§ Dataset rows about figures
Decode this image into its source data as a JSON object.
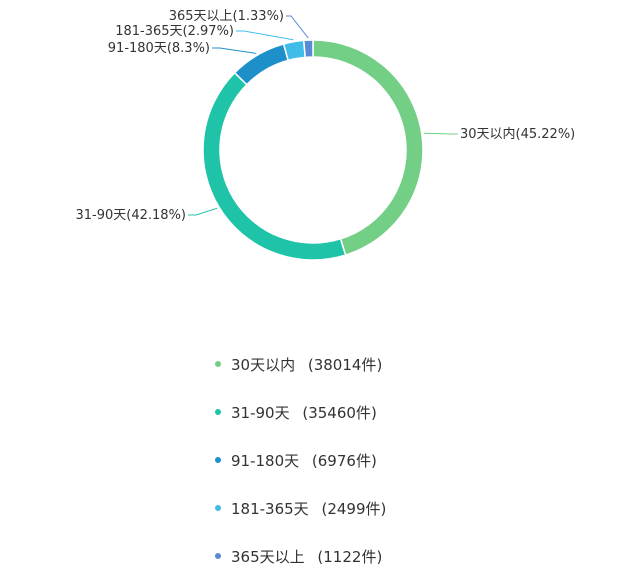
{
  "chart_data": {
    "type": "pie",
    "variant": "donut",
    "title": "",
    "slices": [
      {
        "label": "30天以内",
        "value": 38014,
        "percent_label": "30天以内(45.22%)",
        "count_label": "38014件",
        "color": "#74cf86"
      },
      {
        "label": "31-90天",
        "value": 35460,
        "percent_label": "31-90天(42.18%)",
        "count_label": "35460件",
        "color": "#1fc4a8"
      },
      {
        "label": "91-180天",
        "value": 6976,
        "percent_label": "91-180天(8.3%)",
        "count_label": "6976件",
        "color": "#1e90c9"
      },
      {
        "label": "181-365天",
        "value": 2499,
        "percent_label": "181-365天(2.97%)",
        "count_label": "2499件",
        "color": "#40bce9"
      },
      {
        "label": "365天以上",
        "value": 1122,
        "percent_label": "365天以上(1.33%)",
        "count_label": "1122件",
        "color": "#5a8ad6"
      }
    ],
    "legend_position": "bottom",
    "start_angle_deg": 0,
    "direction": "clockwise"
  }
}
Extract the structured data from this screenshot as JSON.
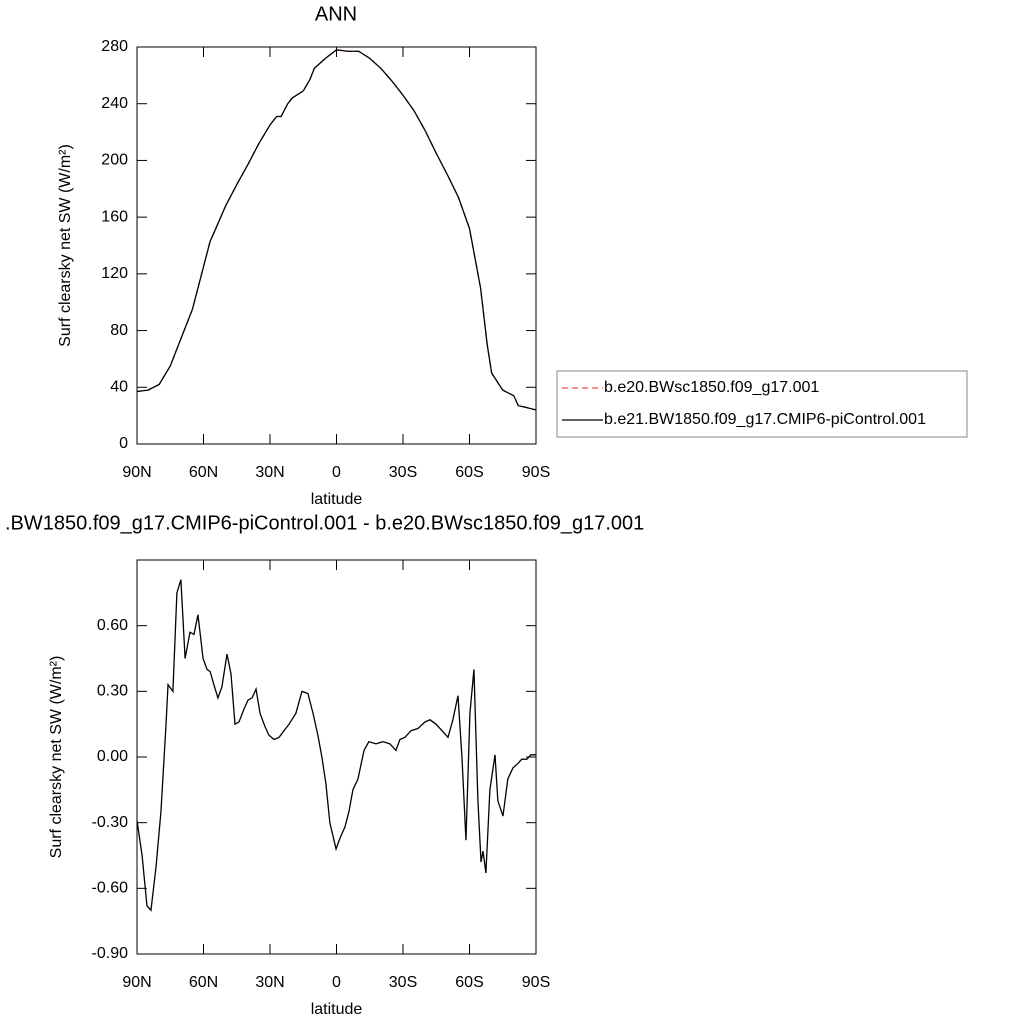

§ Your objective
Extract the full listing exactly, with the pictures left out.

§ The response
Decode this image into its source data as a JSON object.
{
  "chart_data": {
    "type": "pie",
    "variant": "donut",
    "title": "",
    "slices": [
      {
        "label": "30天以内",
        "value": 38014,
        "percent_label": "30天以内(45.22%)",
        "count_label": "38014件",
        "color": "#74cf86"
      },
      {
        "label": "31-90天",
        "value": 35460,
        "percent_label": "31-90天(42.18%)",
        "count_label": "35460件",
        "color": "#1fc4a8"
      },
      {
        "label": "91-180天",
        "value": 6976,
        "percent_label": "91-180天(8.3%)",
        "count_label": "6976件",
        "color": "#1e90c9"
      },
      {
        "label": "181-365天",
        "value": 2499,
        "percent_label": "181-365天(2.97%)",
        "count_label": "2499件",
        "color": "#40bce9"
      },
      {
        "label": "365天以上",
        "value": 1122,
        "percent_label": "365天以上(1.33%)",
        "count_label": "1122件",
        "color": "#5a8ad6"
      }
    ],
    "legend_position": "bottom",
    "start_angle_deg": 0,
    "direction": "clockwise"
  }
}
Extract the structured data from this screenshot as JSON.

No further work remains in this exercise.